§ **EXERCISE OBJECTIVE**
Each line that holds the word "this" is to be identified and copied.
- - - - - - -
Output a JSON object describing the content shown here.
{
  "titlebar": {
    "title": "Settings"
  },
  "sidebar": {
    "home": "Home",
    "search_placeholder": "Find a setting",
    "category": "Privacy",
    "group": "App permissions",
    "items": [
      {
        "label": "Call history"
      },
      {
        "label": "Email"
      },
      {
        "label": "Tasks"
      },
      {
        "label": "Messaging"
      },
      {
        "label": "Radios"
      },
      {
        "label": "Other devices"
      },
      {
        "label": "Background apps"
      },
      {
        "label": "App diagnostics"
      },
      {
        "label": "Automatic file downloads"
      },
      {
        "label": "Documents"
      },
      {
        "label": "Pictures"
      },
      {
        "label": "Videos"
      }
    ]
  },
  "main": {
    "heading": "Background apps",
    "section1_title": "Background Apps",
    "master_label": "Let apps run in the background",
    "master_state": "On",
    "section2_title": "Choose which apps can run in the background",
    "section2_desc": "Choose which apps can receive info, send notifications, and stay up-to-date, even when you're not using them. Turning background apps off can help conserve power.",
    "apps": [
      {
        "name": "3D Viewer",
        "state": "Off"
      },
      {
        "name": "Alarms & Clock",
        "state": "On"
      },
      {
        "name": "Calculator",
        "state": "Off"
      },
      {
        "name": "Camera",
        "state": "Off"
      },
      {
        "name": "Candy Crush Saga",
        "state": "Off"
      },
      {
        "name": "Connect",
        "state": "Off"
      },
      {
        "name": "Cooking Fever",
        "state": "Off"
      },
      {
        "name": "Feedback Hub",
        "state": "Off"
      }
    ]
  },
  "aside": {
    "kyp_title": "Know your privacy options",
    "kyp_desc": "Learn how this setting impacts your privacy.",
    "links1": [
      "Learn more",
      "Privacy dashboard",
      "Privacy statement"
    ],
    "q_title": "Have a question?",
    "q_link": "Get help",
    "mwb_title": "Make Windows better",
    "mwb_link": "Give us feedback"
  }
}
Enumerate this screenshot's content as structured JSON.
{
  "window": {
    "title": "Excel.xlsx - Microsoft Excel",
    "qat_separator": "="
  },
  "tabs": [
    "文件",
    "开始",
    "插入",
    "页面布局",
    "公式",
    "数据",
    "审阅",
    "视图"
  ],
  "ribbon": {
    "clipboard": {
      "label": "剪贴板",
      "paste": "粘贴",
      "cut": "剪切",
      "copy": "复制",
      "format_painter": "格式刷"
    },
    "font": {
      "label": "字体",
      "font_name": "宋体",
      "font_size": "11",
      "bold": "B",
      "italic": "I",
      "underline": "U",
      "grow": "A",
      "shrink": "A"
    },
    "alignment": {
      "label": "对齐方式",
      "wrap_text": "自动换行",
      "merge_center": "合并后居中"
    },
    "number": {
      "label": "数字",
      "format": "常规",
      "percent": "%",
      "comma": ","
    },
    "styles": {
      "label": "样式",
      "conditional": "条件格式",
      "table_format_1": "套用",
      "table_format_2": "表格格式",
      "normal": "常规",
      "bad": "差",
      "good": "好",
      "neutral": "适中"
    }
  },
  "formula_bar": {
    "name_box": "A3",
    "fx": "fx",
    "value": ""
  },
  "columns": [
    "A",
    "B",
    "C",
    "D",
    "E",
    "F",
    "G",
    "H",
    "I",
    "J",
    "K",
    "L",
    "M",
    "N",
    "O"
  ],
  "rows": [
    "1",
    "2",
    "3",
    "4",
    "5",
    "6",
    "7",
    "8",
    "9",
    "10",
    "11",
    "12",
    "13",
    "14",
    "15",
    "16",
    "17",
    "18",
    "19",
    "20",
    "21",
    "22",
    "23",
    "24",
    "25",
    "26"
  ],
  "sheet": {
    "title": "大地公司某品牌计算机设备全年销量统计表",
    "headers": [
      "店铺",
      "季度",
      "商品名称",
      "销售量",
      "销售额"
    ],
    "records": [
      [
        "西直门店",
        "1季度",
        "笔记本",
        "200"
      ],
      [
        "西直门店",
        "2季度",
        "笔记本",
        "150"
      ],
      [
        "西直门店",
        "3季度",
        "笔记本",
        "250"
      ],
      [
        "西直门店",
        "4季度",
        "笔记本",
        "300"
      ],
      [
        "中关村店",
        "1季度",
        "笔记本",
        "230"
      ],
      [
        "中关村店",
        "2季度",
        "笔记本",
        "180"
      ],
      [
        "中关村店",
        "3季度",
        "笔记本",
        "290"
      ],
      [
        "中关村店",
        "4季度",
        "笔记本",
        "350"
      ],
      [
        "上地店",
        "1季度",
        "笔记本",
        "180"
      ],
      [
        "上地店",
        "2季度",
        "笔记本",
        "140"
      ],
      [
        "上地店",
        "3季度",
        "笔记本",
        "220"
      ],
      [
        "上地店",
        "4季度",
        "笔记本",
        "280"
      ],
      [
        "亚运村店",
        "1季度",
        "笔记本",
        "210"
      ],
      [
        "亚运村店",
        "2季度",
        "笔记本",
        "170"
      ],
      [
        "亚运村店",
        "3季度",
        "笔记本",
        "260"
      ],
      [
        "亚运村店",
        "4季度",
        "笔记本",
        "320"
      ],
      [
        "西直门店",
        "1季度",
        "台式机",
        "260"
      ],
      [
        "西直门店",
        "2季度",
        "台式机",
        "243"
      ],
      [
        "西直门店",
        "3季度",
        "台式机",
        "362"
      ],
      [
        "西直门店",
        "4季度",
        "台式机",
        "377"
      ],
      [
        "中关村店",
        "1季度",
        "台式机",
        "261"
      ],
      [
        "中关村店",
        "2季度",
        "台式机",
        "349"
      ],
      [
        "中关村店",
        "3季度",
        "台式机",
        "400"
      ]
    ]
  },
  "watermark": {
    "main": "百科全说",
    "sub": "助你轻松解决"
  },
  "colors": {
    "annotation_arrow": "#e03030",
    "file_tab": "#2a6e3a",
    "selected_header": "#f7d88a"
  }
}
- - - - - - -
§ **PROBLEM SOLUTION**
    "kyp_desc": "Learn how this setting impacts your privacy.",
Enumerate this screenshot's content as structured JSON.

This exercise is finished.